SHORT EXERCISE: Copy the data below line for line, leaving out the pictures.

EXERCISE INPUT:
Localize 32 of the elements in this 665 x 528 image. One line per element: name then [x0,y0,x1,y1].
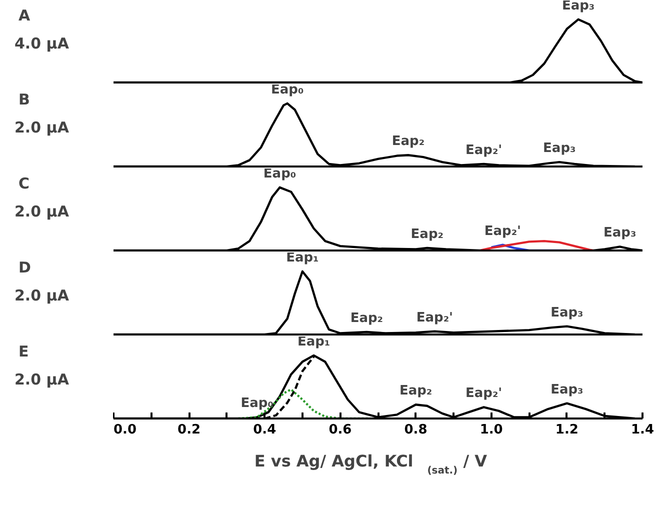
annotation: Eap₂ [392,134,425,150]
x-tick-label: 1.4 [630,422,654,438]
chart-title: E [18,342,29,360]
x-tick-label: 1.2 [555,422,578,438]
chart-title: B [18,90,30,108]
x-tick-label: 0.8 [404,422,428,438]
text: 4.0 μA [14,34,70,52]
annotation: Eap₂' [465,386,502,402]
text: 2.0 μA [14,202,70,220]
annotation: Eap₂' [484,224,522,239]
annotation: Eap₀ [240,396,274,412]
text: 2.0 μA [14,118,70,136]
chart-title: C [18,174,30,192]
x-tick-label: 0.2 [178,422,201,438]
annotation: Eap₂ [350,310,383,326]
chart-title: D [18,258,31,276]
x-tick-label: 0.4 [253,422,276,438]
annotation: Eap₂ [399,384,432,399]
annotation: Eap₃ [550,382,584,398]
x-tick-label: 1.0 [480,422,503,438]
annotation: Eap₂ [410,226,444,242]
text: 2.0 μA [14,286,70,304]
annotation: Eap₂' [416,310,454,326]
annotation: Eap₂' [465,142,502,158]
chart-title: A [18,6,30,24]
x-tick-label: 0.0 [114,422,137,438]
x-tick-label: 0.6 [328,422,352,438]
x-axis-title: E vs Ag/ AgCl, KCl(sat.) / V [254,452,488,476]
annotation: Eap₃ [543,141,576,156]
annotation: Eap₃ [550,305,584,320]
annotation: Eap₃ [604,226,636,241]
text: 2.0 μA [14,370,70,388]
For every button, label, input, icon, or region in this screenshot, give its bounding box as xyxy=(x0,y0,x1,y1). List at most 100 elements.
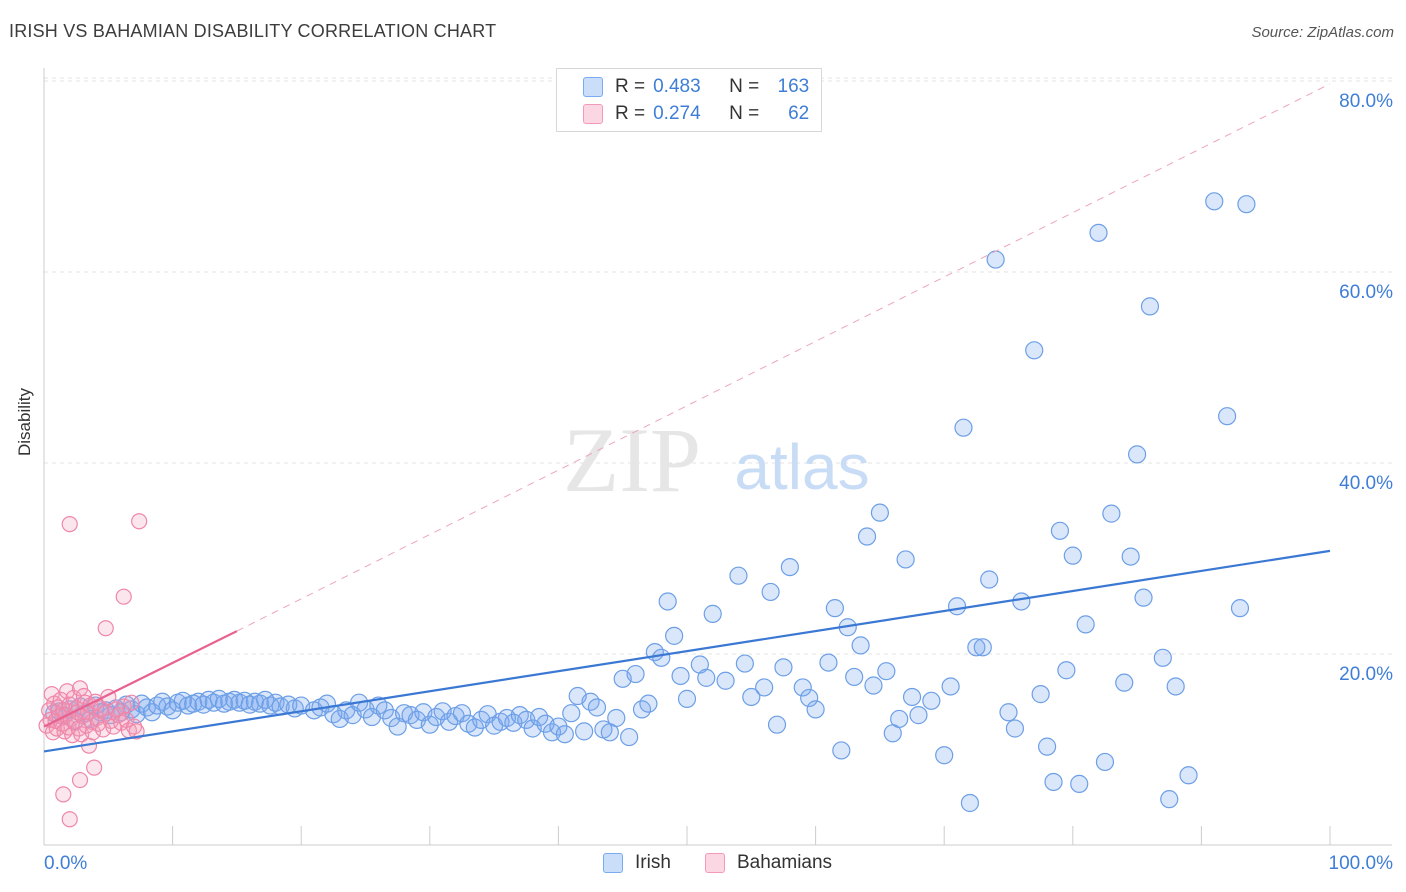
legend-row-irish: R = 0.483 N = 163 xyxy=(557,74,809,100)
series-legend-bahamians: Bahamians xyxy=(705,852,832,874)
irish-point xyxy=(845,667,864,687)
tick-labels: 20.0% 40.0% 60.0% 80.0% 0.0% 100.0% xyxy=(44,91,1393,874)
irish-point xyxy=(857,527,877,546)
irish-point xyxy=(896,550,915,569)
irish-point xyxy=(420,715,439,734)
irish-point xyxy=(941,677,960,696)
irish-point xyxy=(1166,677,1185,696)
irish-point xyxy=(1102,504,1121,523)
irish-point xyxy=(652,648,671,667)
legend-r-label: R = xyxy=(615,76,646,97)
y-axis-label: Disability xyxy=(15,387,34,456)
series-legend-irish: Irish xyxy=(603,852,671,874)
bahamians-point xyxy=(61,811,78,828)
irish-point xyxy=(549,717,568,736)
irish-point xyxy=(587,698,607,717)
irish-point xyxy=(793,678,812,697)
irish-point xyxy=(800,688,819,708)
irish-point xyxy=(877,662,896,681)
irish-point xyxy=(1127,445,1147,464)
irish-point xyxy=(735,654,754,673)
irish-point xyxy=(819,653,838,672)
irish-point xyxy=(1012,592,1031,611)
series-legend-swatch-irish xyxy=(603,853,623,873)
chart-title: IRISH VS BAHAMIAN DISABILITY CORRELATION… xyxy=(9,21,497,41)
irish-point xyxy=(973,638,992,657)
irish-point xyxy=(742,687,761,707)
irish-trend-line xyxy=(43,549,1331,753)
series-legend-label: Irish xyxy=(635,852,671,873)
irish-point xyxy=(665,626,684,645)
bahamians-point xyxy=(115,698,132,715)
irish-point xyxy=(1037,737,1057,756)
irish-point xyxy=(1230,599,1250,618)
irish-point xyxy=(555,725,574,744)
irish-point xyxy=(677,689,697,708)
bahamians-point xyxy=(55,786,72,803)
irish-point xyxy=(1237,195,1256,214)
bahamians-point xyxy=(71,680,89,697)
irish-point xyxy=(1031,685,1050,704)
irish-point xyxy=(780,557,799,577)
irish-point xyxy=(697,668,716,687)
irish-point xyxy=(1070,774,1089,793)
bahamians-point xyxy=(131,513,148,530)
irish-point xyxy=(954,418,973,437)
legend-swatch-irish xyxy=(583,77,603,97)
irish-point xyxy=(1025,341,1044,360)
legend-r-label: R = xyxy=(615,103,646,124)
watermark-zip: ZIP xyxy=(563,409,701,511)
irish-point xyxy=(755,678,774,697)
irish-point xyxy=(1218,407,1237,426)
bahamians-point xyxy=(123,694,140,711)
irish-point xyxy=(1140,297,1160,316)
irish-point xyxy=(1121,547,1140,566)
irish-point xyxy=(1095,752,1115,772)
bahamians-point xyxy=(115,588,132,605)
series-legend-swatch-bahamians xyxy=(705,853,725,873)
legend-row-bahamians: R = 0.274 N = 62 xyxy=(557,101,809,127)
irish-point xyxy=(1089,223,1108,242)
bahamians-point xyxy=(43,686,60,703)
irish-point xyxy=(947,597,967,616)
irish-point xyxy=(1057,661,1076,680)
irish-point xyxy=(806,700,825,719)
x-tick-label-min: 0.0% xyxy=(44,853,87,874)
irish-point xyxy=(890,709,909,729)
legend-n-value: 62 xyxy=(788,103,810,124)
irish-point xyxy=(986,250,1005,269)
bahamians-point xyxy=(52,691,69,708)
irish-point xyxy=(1063,546,1082,565)
watermark-atlas: atlas xyxy=(734,431,869,503)
bahamians-point xyxy=(59,683,76,700)
irish-point xyxy=(922,691,941,710)
irish-point xyxy=(1160,790,1179,809)
source-label: Source: ZipAtlas.com xyxy=(1251,24,1394,41)
irish-point xyxy=(1179,766,1198,785)
irish-point xyxy=(375,701,394,720)
irish-point xyxy=(658,592,677,611)
irish-point xyxy=(1153,648,1172,667)
irish-point xyxy=(639,694,658,713)
legend: R = 0.483 N = 163 R = 0.274 N = 62 xyxy=(556,68,822,132)
irish-point xyxy=(1005,719,1025,738)
series-legend: Irish Bahamians xyxy=(0,852,1406,878)
irish-point xyxy=(562,704,581,723)
irish-point xyxy=(729,566,748,585)
irish-point xyxy=(530,707,549,727)
irish-point xyxy=(1076,615,1095,634)
irish-point xyxy=(960,793,980,813)
irish-point xyxy=(864,676,883,695)
trend-lines xyxy=(43,83,1331,753)
irish-point xyxy=(767,715,787,734)
series-legend-label: Bahamians xyxy=(737,852,833,873)
legend-n-label: N = xyxy=(729,76,760,97)
grid-lines xyxy=(44,77,1392,655)
bahamians-point xyxy=(128,723,145,740)
y-tick-label: 40.0% xyxy=(1339,473,1393,494)
irish-point xyxy=(1044,772,1063,792)
irish-point xyxy=(761,582,780,602)
bahamians-point xyxy=(97,620,114,637)
irish-point xyxy=(620,727,639,747)
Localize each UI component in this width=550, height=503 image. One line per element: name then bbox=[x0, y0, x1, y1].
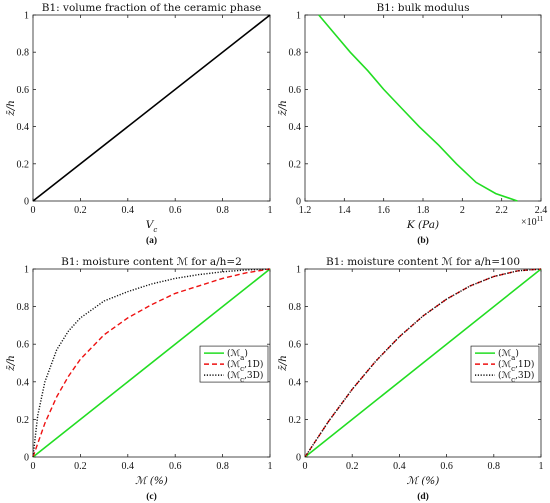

ANSWER FOR THIS EXERCISE:
Localize 32 of the elements in this 665 x 528 image. One line per element: name then [x0,y0,x1,y1].
annotation: Eap₂ [392,134,425,150]
x-tick-label: 1.4 [630,422,654,438]
chart-title: E [18,342,29,360]
x-tick-label: 1.2 [555,422,578,438]
chart-title: B [18,90,30,108]
x-tick-label: 0.8 [404,422,428,438]
text: 4.0 μA [14,34,70,52]
annotation: Eap₂' [465,386,502,402]
text: 2.0 μA [14,202,70,220]
annotation: Eap₂' [484,224,522,239]
annotation: Eap₀ [240,396,274,412]
text: 2.0 μA [14,118,70,136]
chart-title: C [18,174,30,192]
x-tick-label: 0.2 [178,422,201,438]
annotation: Eap₂ [350,310,383,326]
chart-title: D [18,258,31,276]
x-tick-label: 0.4 [253,422,276,438]
annotation: Eap₂ [399,384,432,399]
annotation: Eap₃ [550,382,584,398]
x-tick-label: 1.0 [480,422,503,438]
annotation: Eap₂ [410,226,444,242]
text: 2.0 μA [14,286,70,304]
annotation: Eap₂' [416,310,454,326]
annotation: Eap₂' [465,142,502,158]
chart-title: A [18,6,30,24]
x-tick-label: 0.0 [114,422,137,438]
x-tick-label: 0.6 [328,422,352,438]
x-axis-title: E vs Ag/ AgCl, KCl(sat.) / V [254,452,488,476]
annotation: Eap₃ [543,141,576,156]
annotation: Eap₃ [550,305,584,320]
annotation: Eap₃ [604,226,636,241]
text: 2.0 μA [14,370,70,388]
For every button, label, input, icon, or region in this screenshot, give its bounding box as xyxy=(x0,y0,x1,y1). List at most 100 elements.
legend-row-irish: R = 0.483 N = 163 xyxy=(557,74,809,100)
series-legend-bahamians: Bahamians xyxy=(705,852,832,874)
irish-point xyxy=(845,667,864,687)
tick-labels: 20.0% 40.0% 60.0% 80.0% 0.0% 100.0% xyxy=(44,91,1393,874)
irish-point xyxy=(857,527,877,546)
irish-point xyxy=(896,550,915,569)
irish-point xyxy=(420,715,439,734)
irish-point xyxy=(941,677,960,696)
irish-point xyxy=(1166,677,1185,696)
irish-point xyxy=(1102,504,1121,523)
irish-point xyxy=(652,648,671,667)
legend-r-label: R = xyxy=(615,76,646,97)
y-axis-label: Disability xyxy=(15,387,34,456)
series-legend-irish: Irish xyxy=(603,852,671,874)
bahamians-point xyxy=(61,811,78,828)
irish-point xyxy=(549,717,568,736)
irish-point xyxy=(587,698,607,717)
irish-point xyxy=(793,678,812,697)
irish-point xyxy=(800,688,819,708)
irish-point xyxy=(877,662,896,681)
irish-point xyxy=(1127,445,1147,464)
irish-point xyxy=(735,654,754,673)
irish-point xyxy=(819,653,838,672)
irish-point xyxy=(1012,592,1031,611)
series-legend-swatch-irish xyxy=(603,853,623,873)
chart-title: IRISH VS BAHAMIAN DISABILITY CORRELATION… xyxy=(9,21,497,41)
irish-point xyxy=(973,638,992,657)
irish-point xyxy=(742,687,761,707)
irish-trend-line xyxy=(43,549,1331,753)
series-legend-label: Irish xyxy=(635,852,671,873)
irish-point xyxy=(665,626,684,645)
bahamians-point xyxy=(115,698,132,715)
irish-point xyxy=(1037,737,1057,756)
irish-point xyxy=(1230,599,1250,618)
irish-point xyxy=(555,725,574,744)
irish-point xyxy=(677,689,697,708)
bahamians-point xyxy=(55,786,72,803)
irish-point xyxy=(1237,195,1256,214)
bahamians-point xyxy=(71,680,89,697)
irish-point xyxy=(1031,685,1050,704)
irish-point xyxy=(780,557,799,577)
irish-point xyxy=(697,668,716,687)
irish-point xyxy=(1070,774,1089,793)
bahamians-point xyxy=(131,513,148,530)
irish-point xyxy=(954,418,973,437)
legend-swatch-irish xyxy=(583,77,603,97)
irish-point xyxy=(1025,341,1044,360)
legend-r-label: R = xyxy=(615,103,646,124)
watermark-zip: ZIP xyxy=(563,409,701,511)
irish-point xyxy=(755,678,774,697)
irish-point xyxy=(1218,407,1237,426)
bahamians-point xyxy=(123,694,140,711)
irish-point xyxy=(1140,297,1160,316)
irish-point xyxy=(1121,547,1140,566)
irish-point xyxy=(1095,752,1115,772)
bahamians-point xyxy=(115,588,132,605)
series-legend-swatch-bahamians xyxy=(705,853,725,873)
legend-row-bahamians: R = 0.274 N = 62 xyxy=(557,101,809,127)
irish-point xyxy=(1089,223,1108,242)
bahamians-point xyxy=(43,686,60,703)
irish-point xyxy=(947,597,967,616)
irish-point xyxy=(1057,661,1076,680)
irish-point xyxy=(806,700,825,719)
x-tick-label-min: 0.0% xyxy=(44,853,87,874)
irish-point xyxy=(890,709,909,729)
legend-n-value: 62 xyxy=(788,103,810,124)
irish-point xyxy=(986,250,1005,269)
bahamians-point xyxy=(52,691,69,708)
irish-point xyxy=(1063,546,1082,565)
watermark-atlas: atlas xyxy=(734,431,869,503)
bahamians-point xyxy=(59,683,76,700)
irish-point xyxy=(922,691,941,710)
irish-point xyxy=(1160,790,1179,809)
source-label: Source: ZipAtlas.com xyxy=(1251,24,1394,41)
irish-point xyxy=(1179,766,1198,785)
irish-point xyxy=(375,701,394,720)
irish-point xyxy=(658,592,677,611)
irish-point xyxy=(1153,648,1172,667)
irish-point xyxy=(639,694,658,713)
legend: R = 0.483 N = 163 R = 0.274 N = 62 xyxy=(556,68,822,132)
irish-point xyxy=(1005,719,1025,738)
series-legend: Irish Bahamians xyxy=(0,852,1406,878)
irish-point xyxy=(562,704,581,723)
irish-point xyxy=(729,566,748,585)
irish-point xyxy=(530,707,549,727)
irish-point xyxy=(1076,615,1095,634)
irish-point xyxy=(960,793,980,813)
irish-point xyxy=(864,676,883,695)
trend-lines xyxy=(43,83,1331,753)
irish-point xyxy=(767,715,787,734)
series-legend-label: Bahamians xyxy=(737,852,833,873)
legend-n-label: N = xyxy=(729,76,760,97)
grid-lines xyxy=(44,77,1392,655)
bahamians-point xyxy=(128,723,145,740)
y-tick-label: 40.0% xyxy=(1339,473,1393,494)
irish-point xyxy=(1044,772,1063,792)
irish-point xyxy=(761,582,780,602)
bahamians-point xyxy=(97,620,114,637)
irish-point xyxy=(620,727,639,747)
Localize each UI component in this width=550, height=503 image. One line per element: name then bbox=[x0, y0, x1, y1].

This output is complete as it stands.